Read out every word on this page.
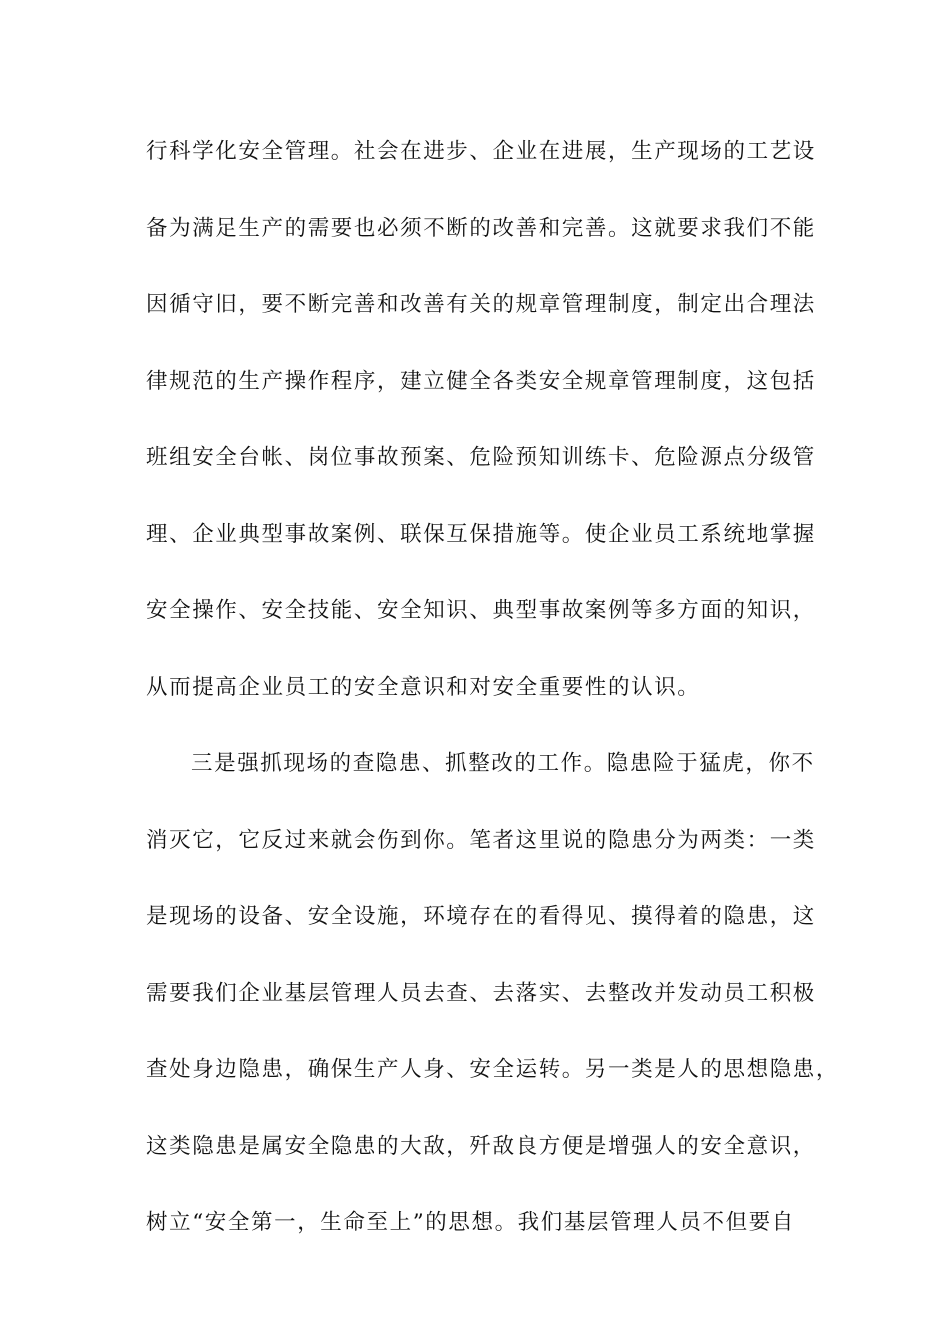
行科学化安全管理。社会在进步、企业在进展，生产现场的工艺设
备为满足生产的需要也必须不断的改善和完善。这就要求我们不能
因循守旧，要不断完善和改善有关的规章管理制度，制定出合理法
律规范的生产操作程序，建立健全各类安全规章管理制度，这包括
班组安全台帐、岗位事故预案、危险预知训练卡、危险源点分级管
理、企业典型事故案例、联保互保措施等。使企业员工系统地掌握
安全操作、安全技能、安全知识、典型事故案例等多方面的知识，
从而提高企业员工的安全意识和对安全重要性的认识。
三是强抓现场的查隐患、抓整改的工作。隐患险于猛虎，你不
消灭它，它反过来就会伤到你。笔者这里说的隐患分为两类：一类
是现场的设备、安全设施，环境存在的看得见、摸得着的隐患，这
需要我们企业基层管理人员去查、去落实、去整改并发动员工积极
查处身边隐患，确保生产人身、安全运转。另一类是人的思想隐患，
这类隐患是属安全隐患的大敌，歼敌良方便是增强人的安全意识，
树立“安全第一，生命至上”的思想。我们基层管理人员不但要自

* [Exercise details]:
Repeat the preceding records precisely, and leave every picture out of the copy.

* [Exercise solution]:
Read out every word on this page.
行科学化安全管理。社会在进步、企业在进展，生产现场的工艺设
备为满足生产的需要也必须不断的改善和完善。这就要求我们不能
因循守旧，要不断完善和改善有关的规章管理制度，制定出合理法
律规范的生产操作程序，建立健全各类安全规章管理制度，这包括
班组安全台帐、岗位事故预案、危险预知训练卡、危险源点分级管
理、企业典型事故案例、联保互保措施等。使企业员工系统地掌握
安全操作、安全技能、安全知识、典型事故案例等多方面的知识，
从而提高企业员工的安全意识和对安全重要性的认识。
三是强抓现场的查隐患、抓整改的工作。隐患险于猛虎，你不
消灭它，它反过来就会伤到你。笔者这里说的隐患分为两类：一类
是现场的设备、安全设施，环境存在的看得见、摸得着的隐患，这
需要我们企业基层管理人员去查、去落实、去整改并发动员工积极
查处身边隐患，确保生产人身、安全运转。另一类是人的思想隐患，
这类隐患是属安全隐患的大敌，歼敌良方便是增强人的安全意识，
树立“安全第一，生命至上”的思想。我们基层管理人员不但要自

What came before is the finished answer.